┌────────
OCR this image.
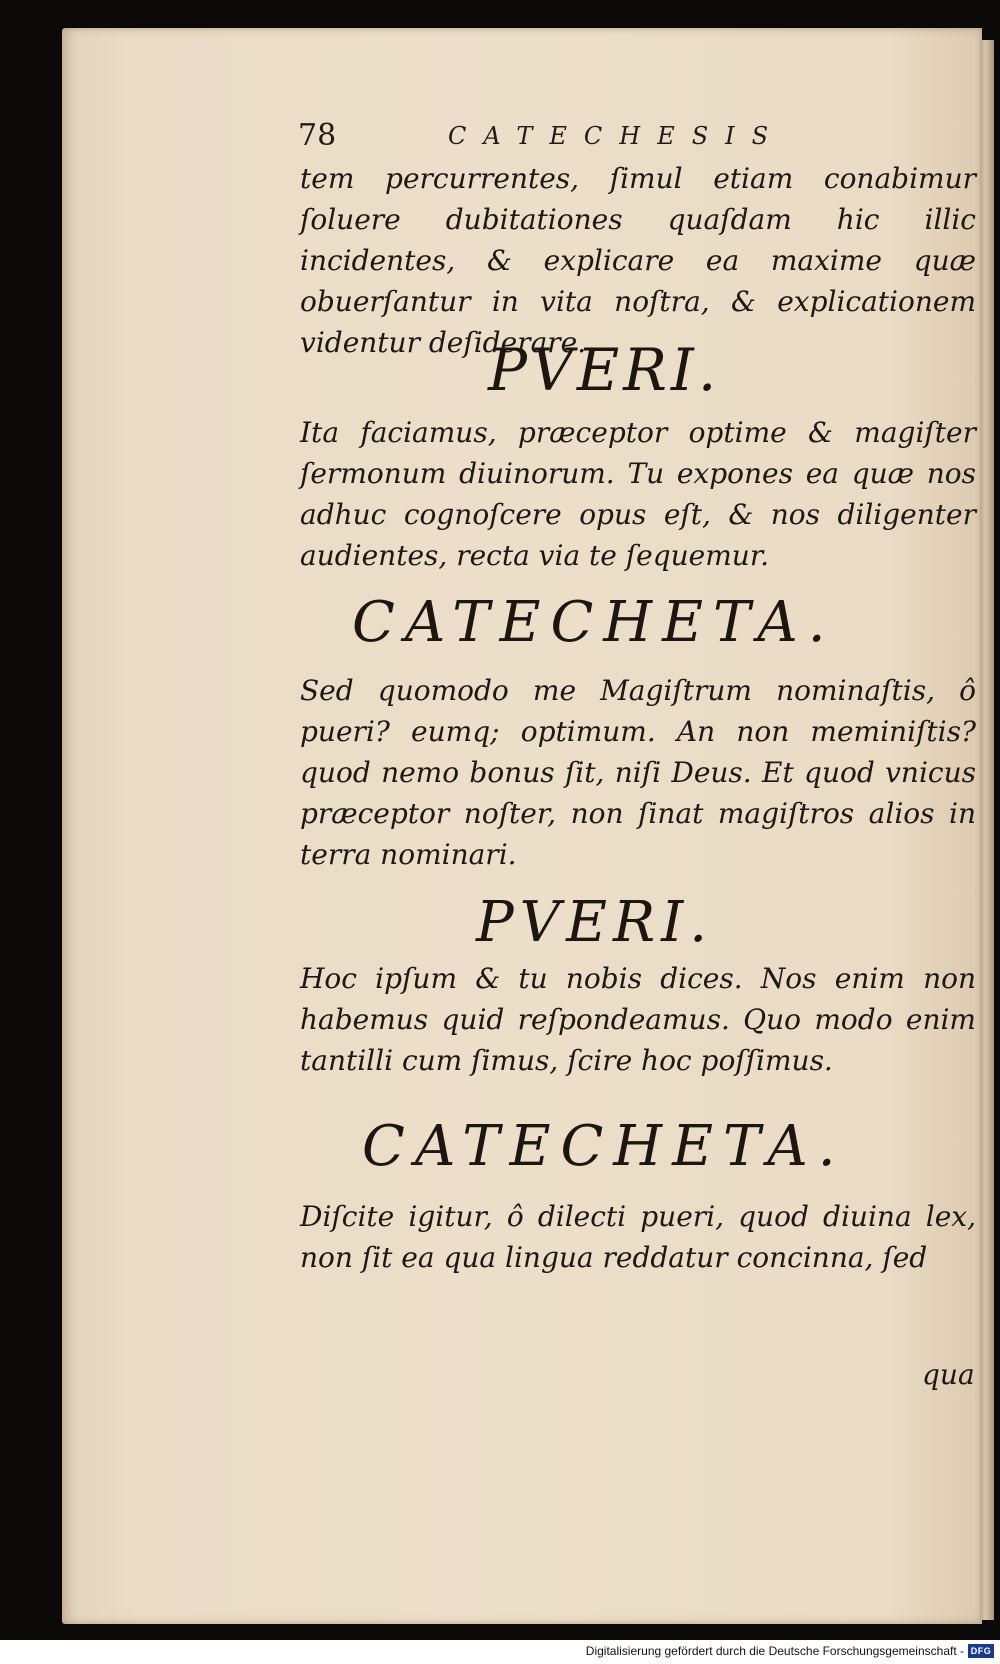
78	CATECHESIS
tem percurrentes, ſimul etiam conabimur ſoluere dubitationes quaſdam hic illic incidentes, & explicare ea maxime quæ obuerſantur in vita noſtra, & explicationem videntur deſiderare.
PVERI.
Ita faciamus, præceptor optime & magiſter ſermonum diuinorum. Tu expones ea quæ nos adhuc cognoſcere opus eſt, & nos diligenter audientes, recta via te ſequemur.
CATECHETA.
Sed quomodo me Magiſtrum nominaſtis, ô pueri? eumq; optimum. An non meminiſtis? quod nemo bonus ſit, niſi Deus. Et quod vnicus præceptor noſter, non ſinat magiſtros alios in terra nominari.
PVERI.
Hoc ipſum & tu nobis dices. Nos enim non habemus quid reſpondeamus. Quo modo enim tantilli cum ſimus, ſcire hoc poſſimus.
CATECHETA.
Diſcite igitur, ô dilecti pueri, quod diuina lex, non ſit ea qua lingua reddatur concinna, ſed
qua
Digitalisierung gefördert durch die Deutsche Forschungsgemeinschaft - DFG
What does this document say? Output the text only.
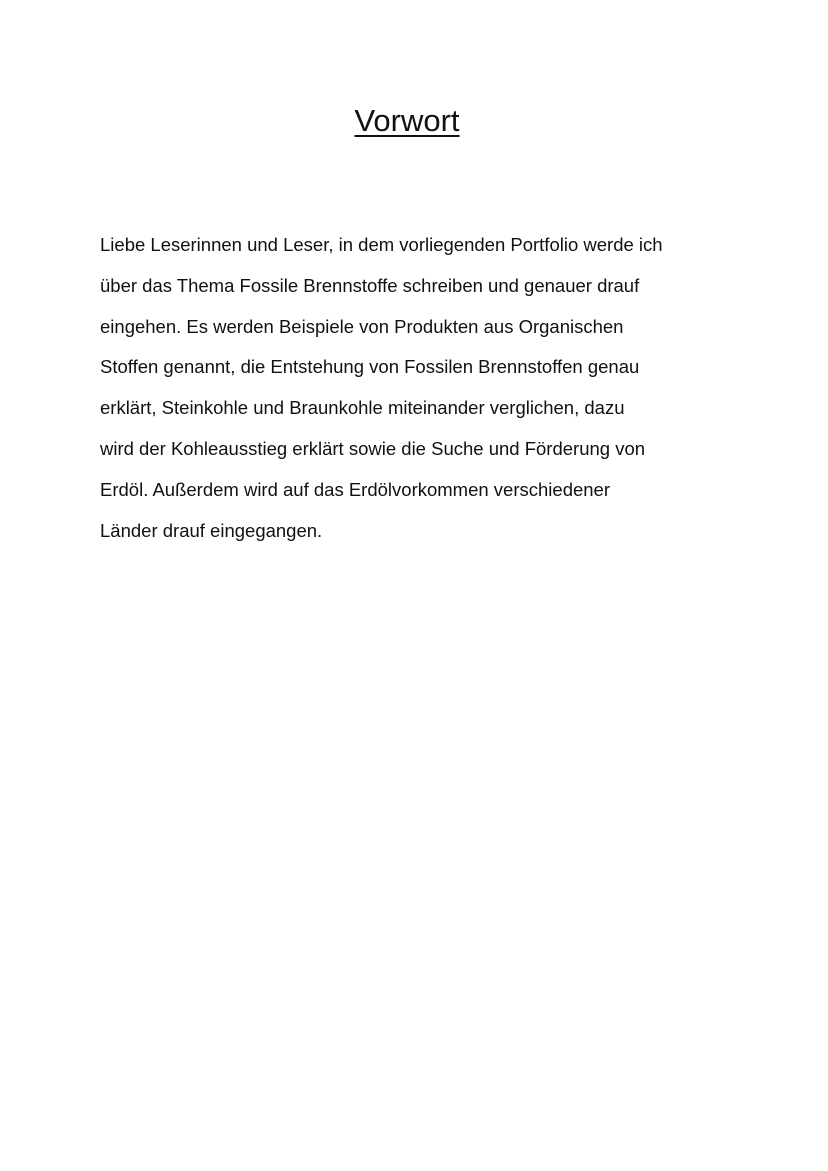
Vorwort
Liebe Leserinnen und Leser, in dem vorliegenden Portfolio werde ich
über das Thema Fossile Brennstoffe schreiben und genauer drauf
eingehen. Es werden Beispiele von Produkten aus Organischen
Stoffen genannt, die Entstehung von Fossilen Brennstoffen genau
erklärt, Steinkohle und Braunkohle miteinander verglichen, dazu
wird der Kohleausstieg erklärt sowie die Suche und Förderung von
Erdöl. Außerdem wird auf das Erdölvorkommen verschiedener
Länder drauf eingegangen.
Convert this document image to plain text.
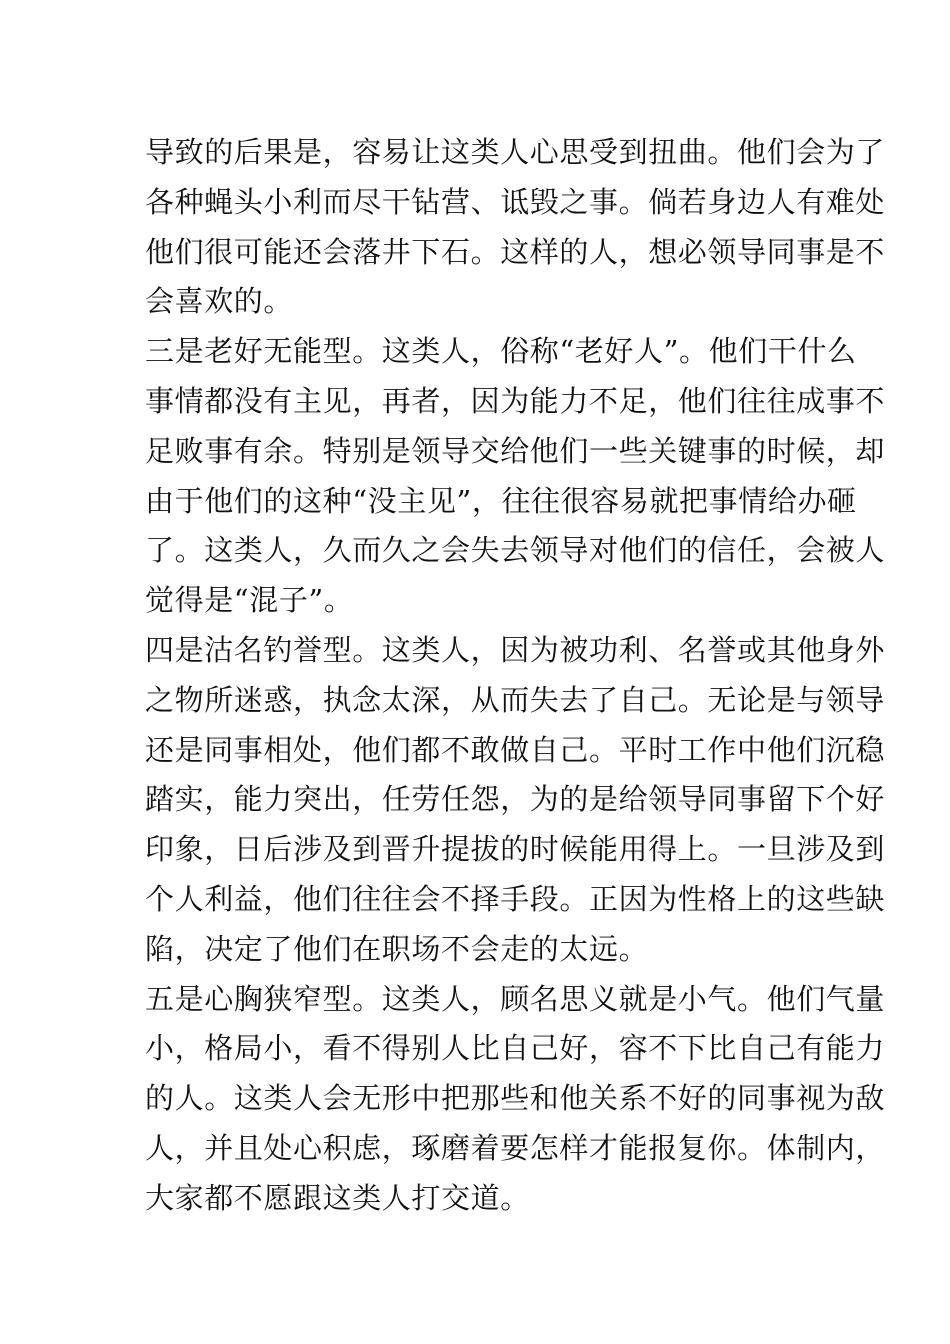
导致的后果是，容易让这类人心思受到扭曲。他们会为了
各种蝇头小利而尽干钻营、诋毁之事。倘若身边人有难处
他们很可能还会落井下石。这样的人，想必领导同事是不
会喜欢的。
三是老好无能型。这类人，俗称“老好人”。他们干什么
事情都没有主见，再者，因为能力不足，他们往往成事不
足败事有余。特别是领导交给他们一些关键事的时候，却
由于他们的这种“没主见”，往往很容易就把事情给办砸
了。这类人，久而久之会失去领导对他们的信任，会被人
觉得是“混子”。
四是沽名钓誉型。这类人，因为被功利、名誉或其他身外
之物所迷惑，执念太深，从而失去了自己。无论是与领导
还是同事相处，他们都不敢做自己。平时工作中他们沉稳
踏实，能力突出，任劳任怨，为的是给领导同事留下个好
印象，日后涉及到晋升提拔的时候能用得上。一旦涉及到
个人利益，他们往往会不择手段。正因为性格上的这些缺
陷，决定了他们在职场不会走的太远。
五是心胸狭窄型。这类人，顾名思义就是小气。他们气量
小，格局小，看不得别人比自己好，容不下比自己有能力
的人。这类人会无形中把那些和他关系不好的同事视为敌
人，并且处心积虑，琢磨着要怎样才能报复你。体制内，
大家都不愿跟这类人打交道。
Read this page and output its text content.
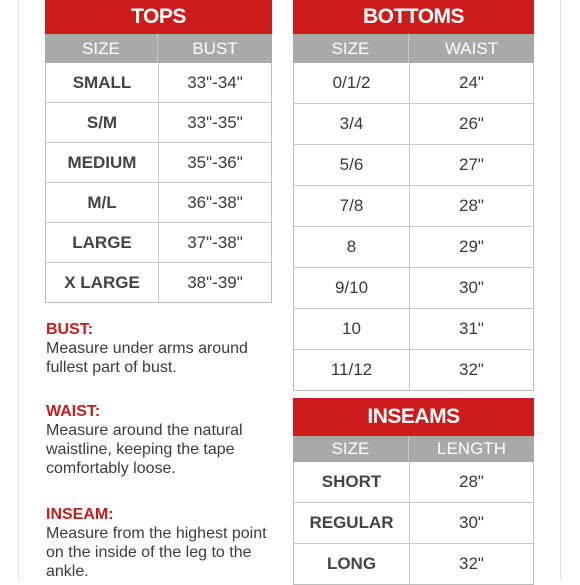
TOPS
SIZE	BUST
SMALL	33"-34"
S/M	33"-35"
MEDIUM	35"-36"
M/L	36"-38"
LARGE	37"-38"
X LARGE	38"-39"
BOTTOMS
SIZE	WAIST
0/1/2	24"
3/4	26"
5/6	27"
7/8	28"
8	29"
9/10	30"
10	31"
11/12	32"
INSEAMS
SIZE	LENGTH
SHORT	28"
REGULAR	30"
LONG	32"
BUST:
Measure under arms around fullest part of bust.
WAIST:
Measure around the natural waistline, keeping the tape comfortably loose.
INSEAM:
Measure from the highest point on the inside of the leg to the ankle.
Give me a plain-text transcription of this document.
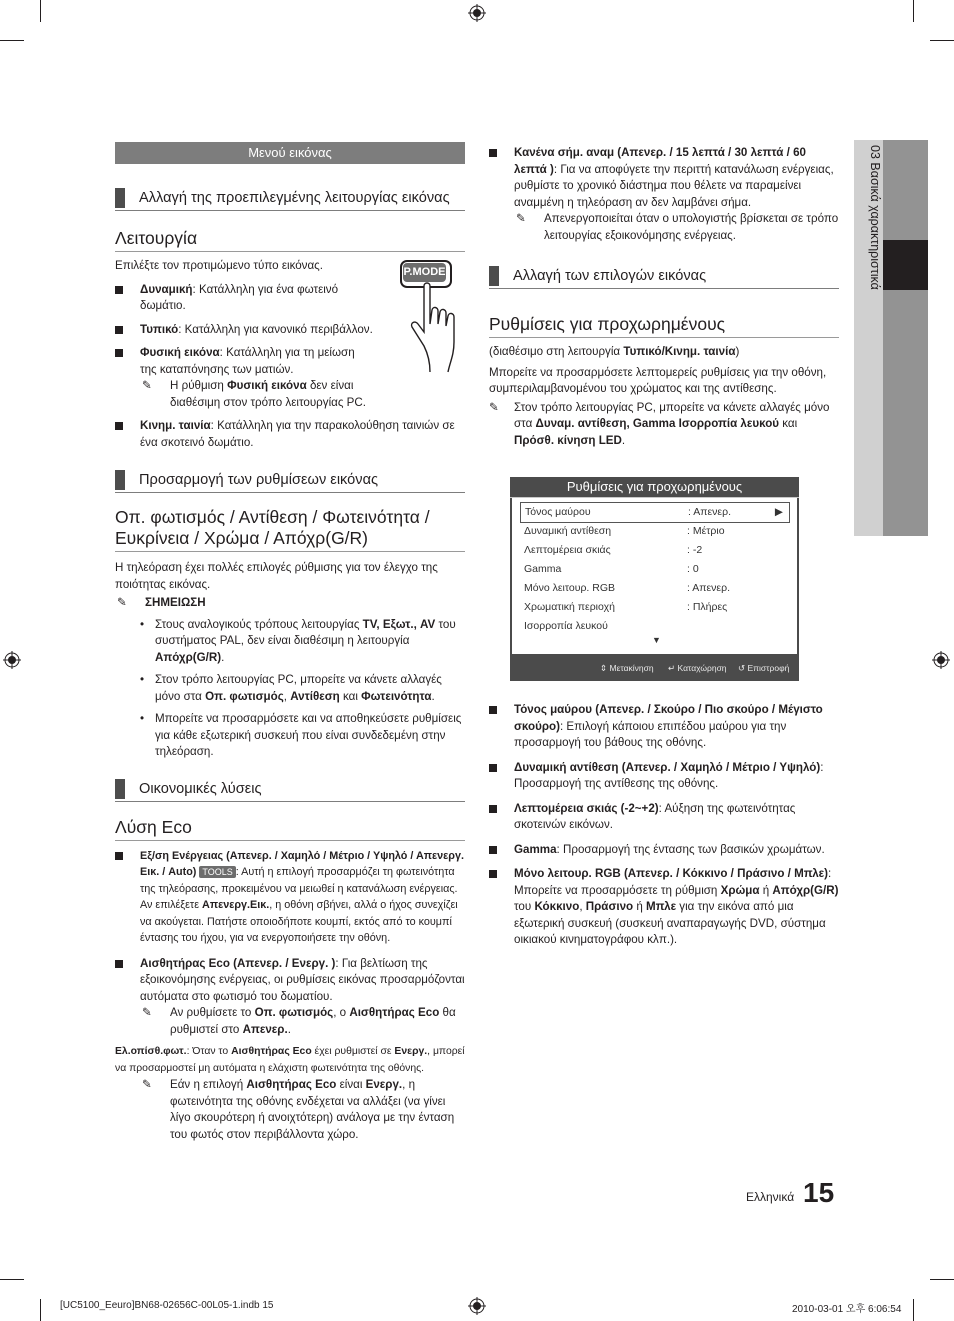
03 Βασικά χαρακτηριστικά
Μενού εικόνας
Αλλαγή της προεπιλεγμένης λειτουργίας εικόνας
Λειτουργία
Επιλέξτε τον προτιμώμενο τύπο εικόνας.
Δυναμική: Κατάλληλη για ένα φωτεινό δωμάτιο.
Τυπικό: Κατάλληλη για κανονικό περιβάλλον.
Φυσική εικόνα: Κατάλληλη για τη μείωση της καταπόνησης των ματιών.
✎ Η ρύθμιση Φυσική εικόνα δεν είναι διαθέσιμη στον τρόπο λειτουργίας PC.
Κινημ. ταινία: Κατάλληλη για την παρακολούθηση ταινιών σε ένα σκοτεινό δωμάτιο.
P.MODE
Προσαρμογή των ρυθμίσεων εικόνας
Οπ. φωτισμός / Αντίθεση / Φωτεινότητα /
Ευκρίνεια / Χρώμα / Απόχρ(G/R)
Η τηλεόραση έχει πολλές επιλογές ρύθμισης για τον έλεγχο της ποιότητας εικόνας.
✎ ΣΗΜΕΙΩΣΗ
• Στους αναλογικούς τρόπους λειτουργίας TV, Εξωτ., AV του συστήματος PAL, δεν είναι διαθέσιμη η λειτουργία Απόχρ(G/R).
• Στον τρόπο λειτουργίας PC, μπορείτε να κάνετε αλλαγές μόνο στα Οπ. φωτισμός, Αντίθεση και Φωτεινότητα.
• Μπορείτε να προσαρμόσετε και να αποθηκεύσετε ρυθμίσεις για κάθε εξωτερική συσκευή που είναι συνδεδεμένη στην τηλεόραση.
Οικονομικές λύσεις
Λύση Eco
Εξ/ση Ενέργειας (Απενερ. / Χαμηλό / Μέτριο / Υψηλό / Απενεργ. Εικ. / Auto) TOOLS : Αυτή η επιλογή προσαρμόζει τη φωτεινότητα της τηλεόρασης, προκειμένου να μειωθεί η κατανάλωση ενέργειας. Αν επιλέξετε Απενεργ.Εικ., η οθόνη σβήνει, αλλά ο ήχος συνεχίζει να ακούγεται. Πατήστε οποιοδήποτε κουμπί, εκτός από το κουμπί έντασης του ήχου, για να ενεργοποιήσετε την οθόνη.
Αισθητήρας Eco (Απενερ. / Ενεργ. ): Για βελτίωση της εξοικονόμησης ενέργειας, οι ρυθμίσεις εικόνας προσαρμόζονται αυτόματα στο φωτισμό του δωματίου.
✎ Αν ρυθμίσετε το Οπ. φωτισμός, ο Αισθητήρας Eco θα ρυθμιστεί στο Απενερ..
Ελ.οπίσθ.φωτ.: Όταν το Αισθητήρας Eco έχει ρυθμιστεί σε Ενεργ., μπορεί να προσαρμοστεί μη αυτόματα η ελάχιστη φωτεινότητα της οθόνης.
✎ Εάν η επιλογή Αισθητήρας Eco είναι Ενεργ., η φωτεινότητα της οθόνης ενδέχεται να αλλάξει (να γίνει λίγο σκουρότερη ή ανοιχτότερη) ανάλογα με την ένταση του φωτός στον περιβάλλοντα χώρο.
Κανένα σήμ. αναμ (Απενερ. / 15 λεπτά / 30 λεπτά / 60 λεπτά ): Για να αποφύγετε την περιττή κατανάλωση ενέργειας, ρυθμίστε το χρονικό διάστημα που θέλετε να παραμείνει αναμμένη η τηλεόραση αν δεν λαμβάνει σήμα.
✎ Απενεργοποιείται όταν ο υπολογιστής βρίσκεται σε τρόπο λειτουργίας εξοικονόμησης ενέργειας.
Αλλαγή των επιλογών εικόνας
Ρυθμίσεις για προχωρημένους
(διαθέσιμο στη λειτουργία Τυπικό/Κινημ. ταινία)
Μπορείτε να προσαρμόσετε λεπτομερείς ρυθμίσεις για την οθόνη, συμπεριλαμβανομένου του χρώματος και της αντίθεσης.
✎ Στον τρόπο λειτουργίας PC, μπορείτε να κάνετε αλλαγές μόνο στα Δυναμ. αντίθεση, Gamma Ισορροπία λευκού και Πρόσθ. κίνηση LED.
Ρυθμίσεις για προχωρημένους
Τόνος μαύρου	: Απενερ.	▶
Δυναμική αντίθεση	: Μέτριο
Λεπτομέρεια σκιάς	: -2
Gamma	: 0
Μόνο λειτουρ. RGB	: Απενερ.
Χρωματική περιοχή	: Πλήρες
Ισορροπία λευκού
▼
⇕ Μετακίνηση ↵ Καταχώρηση ↺ Επιστροφή
Τόνος μαύρου (Απενερ. / Σκούρο / Πιο σκούρο / Μέγιστο σκούρο): Επιλογή κάποιου επιπέδου μαύρου για την προσαρμογή του βάθους της οθόνης.
Δυναμική αντίθεση (Απενερ. / Χαμηλό / Μέτριο / Υψηλό): Προσαρμογή της αντίθεσης της οθόνης.
Λεπτομέρεια σκιάς (-2~+2): Αύξηση της φωτεινότητας σκοτεινών εικόνων.
Gamma: Προσαρμογή της έντασης των βασικών χρωμάτων.
Μόνο λειτουρ. RGB (Απενερ. / Κόκκινο / Πράσινο / Μπλε): Μπορείτε να προσαρμόσετε τη ρύθμιση Χρώμα ή Απόχρ(G/R) του Κόκκινο, Πράσινο ή Μπλε για την εικόνα από μια εξωτερική συσκευή (συσκευή αναπαραγωγής DVD, σύστημα οικιακού κινηματογράφου κλπ.).
Ελληνικά 15
[UC5100_Eeuro]BN68-02656C-00L05-1.indb 15	2010-03-01 오후 6:06:54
└────────
* _Written problem_: Copy all lines from the material that contain "ενέργειας".

* _Answer for this exercise_:
Εξ/ση Ενέργειας (Απενερ. / Χαμηλό / Μέτριο / Υψηλό / Απενεργ. Εικ. / Auto) TOOLS : Αυτή η επιλογή προσαρμόζει τη φωτεινότητα της τηλεόρασης, προκειμένου να μειωθεί η κατανάλωση ενέργειας. Αν επιλέξετε Απενεργ.Εικ., η οθόνη σβήνει, αλλά ο ήχος συνεχίζει να ακούγεται. Πατήστε οποιοδήποτε κουμπί, εκτός από το κουμπί έντασης του ήχου, για να ενεργοποιήσετε την οθόνη.
Αισθητήρας Eco (Απενερ. / Ενεργ. ): Για βελτίωση της εξοικονόμησης ενέργειας, οι ρυθμίσεις εικόνας προσαρμόζονται αυτόματα στο φωτισμό του δωματίου.
Κανένα σήμ. αναμ (Απενερ. / 15 λεπτά / 30 λεπτά / 60 λεπτά ): Για να αποφύγετε την περιττή κατανάλωση ενέργειας, ρυθμίστε το χρονικό διάστημα που θέλετε να παραμείνει αναμμένη η τηλεόραση αν δεν λαμβάνει σήμα.
✎ Απενεργοποιείται όταν ο υπολογιστής βρίσκεται σε τρόπο λειτουργίας εξοικονόμησης ενέργειας.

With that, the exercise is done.